▸ WHAT IS EXPECTED
In your copy, reproduce the entries exactly as they are, minus the images.

[Stored data]
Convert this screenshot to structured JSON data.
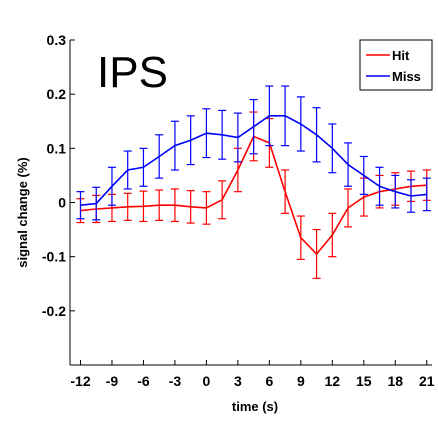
{
  "chart_data": {
    "type": "line",
    "title": "IPS",
    "xlabel": "time (s)",
    "ylabel": "signal change (%)",
    "xlim": [
      -13,
      21.5
    ],
    "ylim": [
      -0.3,
      0.3
    ],
    "xticks": [
      -12,
      -9,
      -6,
      -3,
      0,
      3,
      6,
      9,
      12,
      15,
      18,
      21
    ],
    "xtick_labels": [
      "-12",
      "-9",
      "-6",
      "-3",
      "0",
      "3",
      "6",
      "9",
      "12",
      "15",
      "18",
      "21"
    ],
    "yticks": [
      -0.2,
      -0.1,
      0,
      0.1,
      0.2,
      0.3
    ],
    "ytick_labels": [
      "-0.2",
      "-0.1",
      "0",
      "0.1",
      "0.2",
      "0.3"
    ],
    "legend_position": "top-right",
    "grid": false,
    "x": [
      -12,
      -10.5,
      -9,
      -7.5,
      -6,
      -4.5,
      -3,
      -1.5,
      0,
      1.5,
      3,
      4.5,
      6,
      7.5,
      9,
      10.5,
      12,
      13.5,
      15,
      16.5,
      18,
      19.5,
      21
    ],
    "series": [
      {
        "name": "Hit",
        "color": "#ff0000",
        "values": [
          -0.015,
          -0.012,
          -0.01,
          -0.008,
          -0.007,
          -0.005,
          -0.005,
          -0.008,
          -0.01,
          0.005,
          0.06,
          0.122,
          0.11,
          0.02,
          -0.065,
          -0.095,
          -0.06,
          -0.01,
          0.01,
          0.02,
          0.025,
          0.03,
          0.032
        ],
        "errors": [
          0.022,
          0.025,
          0.025,
          0.025,
          0.028,
          0.028,
          0.03,
          0.03,
          0.03,
          0.035,
          0.04,
          0.045,
          0.045,
          0.04,
          0.04,
          0.045,
          0.04,
          0.035,
          0.035,
          0.03,
          0.03,
          0.028,
          0.028
        ]
      },
      {
        "name": "Miss",
        "color": "#0000ff",
        "values": [
          -0.005,
          -0.002,
          0.03,
          0.06,
          0.065,
          0.085,
          0.105,
          0.115,
          0.128,
          0.125,
          0.12,
          0.14,
          0.16,
          0.16,
          0.145,
          0.125,
          0.1,
          0.07,
          0.05,
          0.03,
          0.02,
          0.012,
          0.015
        ],
        "errors": [
          0.025,
          0.03,
          0.035,
          0.035,
          0.035,
          0.04,
          0.045,
          0.045,
          0.045,
          0.045,
          0.045,
          0.05,
          0.055,
          0.055,
          0.05,
          0.05,
          0.045,
          0.04,
          0.035,
          0.035,
          0.03,
          0.03,
          0.03
        ]
      }
    ]
  }
}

▸ EXERCISE RESPONSE
Convert this screenshot to structured JSON data.
{
  "chart_data": {
    "type": "line",
    "title": "IPS",
    "xlabel": "time (s)",
    "ylabel": "signal change (%)",
    "xlim": [
      -13,
      21.5
    ],
    "ylim": [
      -0.3,
      0.3
    ],
    "xticks": [
      -12,
      -9,
      -6,
      -3,
      0,
      3,
      6,
      9,
      12,
      15,
      18,
      21
    ],
    "xtick_labels": [
      "-12",
      "-9",
      "-6",
      "-3",
      "0",
      "3",
      "6",
      "9",
      "12",
      "15",
      "18",
      "21"
    ],
    "yticks": [
      -0.2,
      -0.1,
      0,
      0.1,
      0.2,
      0.3
    ],
    "ytick_labels": [
      "-0.2",
      "-0.1",
      "0",
      "0.1",
      "0.2",
      "0.3"
    ],
    "legend_position": "top-right",
    "grid": false,
    "x": [
      -12,
      -10.5,
      -9,
      -7.5,
      -6,
      -4.5,
      -3,
      -1.5,
      0,
      1.5,
      3,
      4.5,
      6,
      7.5,
      9,
      10.5,
      12,
      13.5,
      15,
      16.5,
      18,
      19.5,
      21
    ],
    "series": [
      {
        "name": "Hit",
        "color": "#ff0000",
        "values": [
          -0.015,
          -0.012,
          -0.01,
          -0.008,
          -0.007,
          -0.005,
          -0.005,
          -0.008,
          -0.01,
          0.005,
          0.06,
          0.122,
          0.11,
          0.02,
          -0.065,
          -0.095,
          -0.06,
          -0.01,
          0.01,
          0.02,
          0.025,
          0.03,
          0.032
        ],
        "errors": [
          0.022,
          0.025,
          0.025,
          0.025,
          0.028,
          0.028,
          0.03,
          0.03,
          0.03,
          0.035,
          0.04,
          0.045,
          0.045,
          0.04,
          0.04,
          0.045,
          0.04,
          0.035,
          0.035,
          0.03,
          0.03,
          0.028,
          0.028
        ]
      },
      {
        "name": "Miss",
        "color": "#0000ff",
        "values": [
          -0.005,
          -0.002,
          0.03,
          0.06,
          0.065,
          0.085,
          0.105,
          0.115,
          0.128,
          0.125,
          0.12,
          0.14,
          0.16,
          0.16,
          0.145,
          0.125,
          0.1,
          0.07,
          0.05,
          0.03,
          0.02,
          0.012,
          0.015
        ],
        "errors": [
          0.025,
          0.03,
          0.035,
          0.035,
          0.035,
          0.04,
          0.045,
          0.045,
          0.045,
          0.045,
          0.045,
          0.05,
          0.055,
          0.055,
          0.05,
          0.05,
          0.045,
          0.04,
          0.035,
          0.035,
          0.03,
          0.03,
          0.03
        ]
      }
    ]
  }
}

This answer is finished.